[START]

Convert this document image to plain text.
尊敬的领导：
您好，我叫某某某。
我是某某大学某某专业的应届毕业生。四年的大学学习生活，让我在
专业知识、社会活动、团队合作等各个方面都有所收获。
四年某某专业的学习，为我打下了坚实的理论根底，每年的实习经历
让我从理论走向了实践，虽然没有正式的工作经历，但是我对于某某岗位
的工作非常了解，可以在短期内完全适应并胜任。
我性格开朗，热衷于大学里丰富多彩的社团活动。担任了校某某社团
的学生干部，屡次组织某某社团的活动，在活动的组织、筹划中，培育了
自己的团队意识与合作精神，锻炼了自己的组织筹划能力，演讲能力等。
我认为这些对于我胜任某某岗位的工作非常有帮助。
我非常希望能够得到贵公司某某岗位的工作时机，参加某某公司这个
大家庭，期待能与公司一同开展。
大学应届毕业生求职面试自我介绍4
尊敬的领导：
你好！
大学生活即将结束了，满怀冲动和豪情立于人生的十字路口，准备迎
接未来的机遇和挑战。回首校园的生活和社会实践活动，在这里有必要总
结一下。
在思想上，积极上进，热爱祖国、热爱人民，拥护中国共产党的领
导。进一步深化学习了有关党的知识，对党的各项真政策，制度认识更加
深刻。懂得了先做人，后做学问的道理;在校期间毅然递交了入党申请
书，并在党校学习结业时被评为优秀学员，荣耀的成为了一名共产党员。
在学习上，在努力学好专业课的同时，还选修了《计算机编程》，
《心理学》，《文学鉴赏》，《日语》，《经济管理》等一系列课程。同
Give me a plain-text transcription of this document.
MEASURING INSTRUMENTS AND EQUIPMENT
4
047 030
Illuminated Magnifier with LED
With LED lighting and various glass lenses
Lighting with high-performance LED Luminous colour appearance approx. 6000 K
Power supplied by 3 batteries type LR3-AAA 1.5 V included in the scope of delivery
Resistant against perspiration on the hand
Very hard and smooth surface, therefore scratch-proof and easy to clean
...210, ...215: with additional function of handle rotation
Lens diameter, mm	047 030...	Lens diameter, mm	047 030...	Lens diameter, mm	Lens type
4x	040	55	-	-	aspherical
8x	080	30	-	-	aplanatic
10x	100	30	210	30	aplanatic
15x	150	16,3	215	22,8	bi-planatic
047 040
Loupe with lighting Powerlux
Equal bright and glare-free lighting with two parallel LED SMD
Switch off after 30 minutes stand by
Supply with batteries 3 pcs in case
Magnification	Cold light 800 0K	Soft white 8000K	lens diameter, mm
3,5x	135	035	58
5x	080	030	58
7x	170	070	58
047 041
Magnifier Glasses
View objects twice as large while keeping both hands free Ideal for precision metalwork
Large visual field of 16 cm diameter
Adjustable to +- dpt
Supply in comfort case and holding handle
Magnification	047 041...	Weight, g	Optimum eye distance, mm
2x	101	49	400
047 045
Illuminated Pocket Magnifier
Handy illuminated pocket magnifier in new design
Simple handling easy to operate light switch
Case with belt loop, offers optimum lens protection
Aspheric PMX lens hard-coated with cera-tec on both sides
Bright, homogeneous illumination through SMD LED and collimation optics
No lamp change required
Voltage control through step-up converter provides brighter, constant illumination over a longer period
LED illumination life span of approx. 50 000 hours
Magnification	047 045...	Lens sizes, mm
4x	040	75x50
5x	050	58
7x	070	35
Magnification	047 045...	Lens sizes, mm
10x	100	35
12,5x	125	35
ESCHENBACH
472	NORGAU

[END]

- Work to be completed
Gather each line from the entries above that includes the word "approx".

- Written solution
Lighting with high-performance LED Luminous colour appearance approx. 6000 K
LED illumination life span of approx. 50 000 hours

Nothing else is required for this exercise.